* _DATA SHOWN_
----------------------------------------

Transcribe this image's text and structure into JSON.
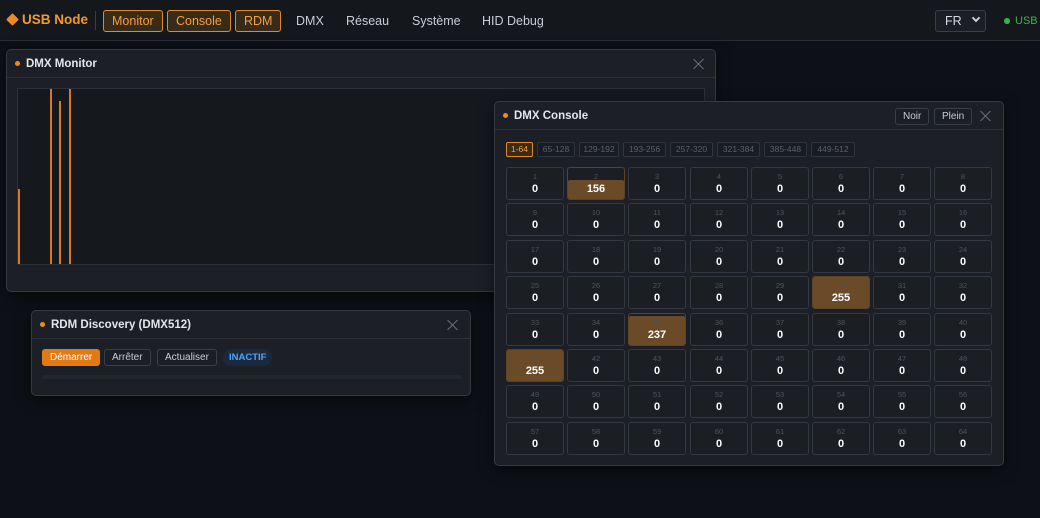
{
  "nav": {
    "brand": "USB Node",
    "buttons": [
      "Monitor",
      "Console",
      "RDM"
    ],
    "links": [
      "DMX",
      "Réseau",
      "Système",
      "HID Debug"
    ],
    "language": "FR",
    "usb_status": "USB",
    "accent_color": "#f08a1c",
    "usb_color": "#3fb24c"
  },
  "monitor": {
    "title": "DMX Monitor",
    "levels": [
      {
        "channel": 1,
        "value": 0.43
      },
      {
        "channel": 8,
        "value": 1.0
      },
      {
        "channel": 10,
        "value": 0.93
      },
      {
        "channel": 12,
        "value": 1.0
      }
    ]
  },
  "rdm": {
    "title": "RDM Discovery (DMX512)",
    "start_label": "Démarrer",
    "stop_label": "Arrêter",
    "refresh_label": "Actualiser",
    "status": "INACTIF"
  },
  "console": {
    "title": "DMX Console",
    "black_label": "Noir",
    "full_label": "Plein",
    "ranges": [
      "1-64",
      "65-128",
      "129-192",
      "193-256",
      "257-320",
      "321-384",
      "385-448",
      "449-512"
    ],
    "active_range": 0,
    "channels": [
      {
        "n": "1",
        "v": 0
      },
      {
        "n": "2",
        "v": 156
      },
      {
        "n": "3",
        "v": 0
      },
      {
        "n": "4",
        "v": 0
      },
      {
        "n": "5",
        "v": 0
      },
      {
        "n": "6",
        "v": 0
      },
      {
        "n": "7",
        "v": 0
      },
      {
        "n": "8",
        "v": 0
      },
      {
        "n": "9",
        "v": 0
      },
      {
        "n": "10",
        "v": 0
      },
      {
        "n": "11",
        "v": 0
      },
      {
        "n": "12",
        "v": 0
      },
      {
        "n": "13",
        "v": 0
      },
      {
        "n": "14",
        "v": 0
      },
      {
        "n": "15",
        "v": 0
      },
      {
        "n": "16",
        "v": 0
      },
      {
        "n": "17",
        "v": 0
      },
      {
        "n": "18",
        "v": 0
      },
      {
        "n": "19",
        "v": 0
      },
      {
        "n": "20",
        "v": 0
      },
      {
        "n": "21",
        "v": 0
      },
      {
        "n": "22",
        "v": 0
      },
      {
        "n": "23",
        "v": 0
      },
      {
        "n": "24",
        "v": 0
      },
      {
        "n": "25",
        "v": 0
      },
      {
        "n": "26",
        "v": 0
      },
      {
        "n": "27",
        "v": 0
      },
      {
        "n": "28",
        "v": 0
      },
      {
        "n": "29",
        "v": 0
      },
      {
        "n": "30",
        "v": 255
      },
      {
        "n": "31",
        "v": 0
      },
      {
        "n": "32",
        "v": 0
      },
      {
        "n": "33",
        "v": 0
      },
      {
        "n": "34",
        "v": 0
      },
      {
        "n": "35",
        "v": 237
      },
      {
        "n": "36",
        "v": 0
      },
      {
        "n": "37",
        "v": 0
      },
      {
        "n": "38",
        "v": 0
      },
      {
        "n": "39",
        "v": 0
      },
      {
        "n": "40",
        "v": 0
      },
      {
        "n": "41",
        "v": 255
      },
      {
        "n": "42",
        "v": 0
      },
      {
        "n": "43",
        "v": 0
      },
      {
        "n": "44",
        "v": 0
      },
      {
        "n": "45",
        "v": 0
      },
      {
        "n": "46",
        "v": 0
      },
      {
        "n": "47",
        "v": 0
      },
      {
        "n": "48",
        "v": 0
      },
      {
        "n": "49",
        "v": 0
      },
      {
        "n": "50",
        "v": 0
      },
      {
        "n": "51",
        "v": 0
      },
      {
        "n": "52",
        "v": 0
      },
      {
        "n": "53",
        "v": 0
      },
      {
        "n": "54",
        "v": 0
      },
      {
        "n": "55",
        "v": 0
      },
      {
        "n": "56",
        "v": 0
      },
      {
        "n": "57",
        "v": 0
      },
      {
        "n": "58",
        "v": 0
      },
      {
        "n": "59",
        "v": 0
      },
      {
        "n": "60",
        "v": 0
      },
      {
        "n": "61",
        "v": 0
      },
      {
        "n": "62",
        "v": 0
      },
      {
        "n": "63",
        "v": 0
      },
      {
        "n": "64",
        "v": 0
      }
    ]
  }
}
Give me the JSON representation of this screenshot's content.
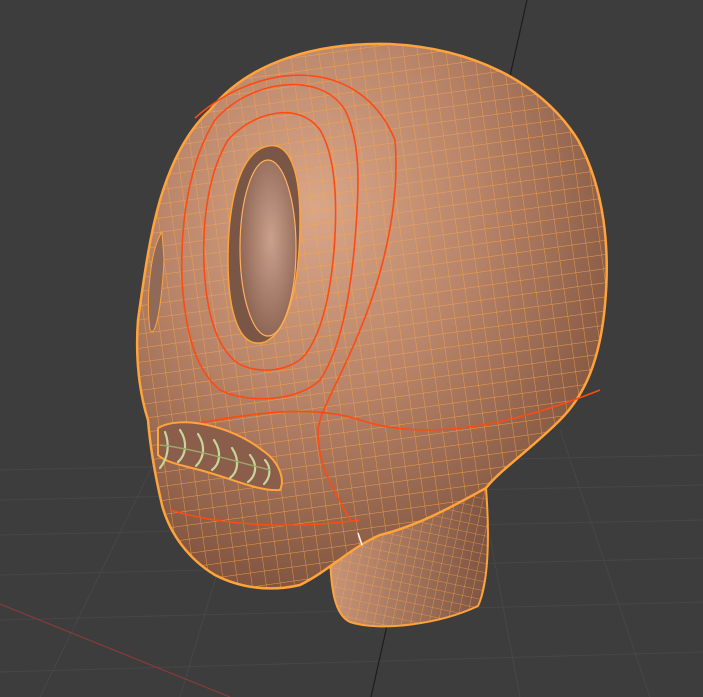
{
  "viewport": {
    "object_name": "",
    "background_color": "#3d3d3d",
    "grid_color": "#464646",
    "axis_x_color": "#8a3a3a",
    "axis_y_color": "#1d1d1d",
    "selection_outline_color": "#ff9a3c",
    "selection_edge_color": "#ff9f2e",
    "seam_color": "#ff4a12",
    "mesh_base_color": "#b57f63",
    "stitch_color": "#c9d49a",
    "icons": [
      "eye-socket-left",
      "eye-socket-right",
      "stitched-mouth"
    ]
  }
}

----------------------------------------

* _EXERCISE OBJECTIVE_
Reply with the number of lines in the preceding entries that contain "this", and no other words.

* _FULL SOLUTION_
2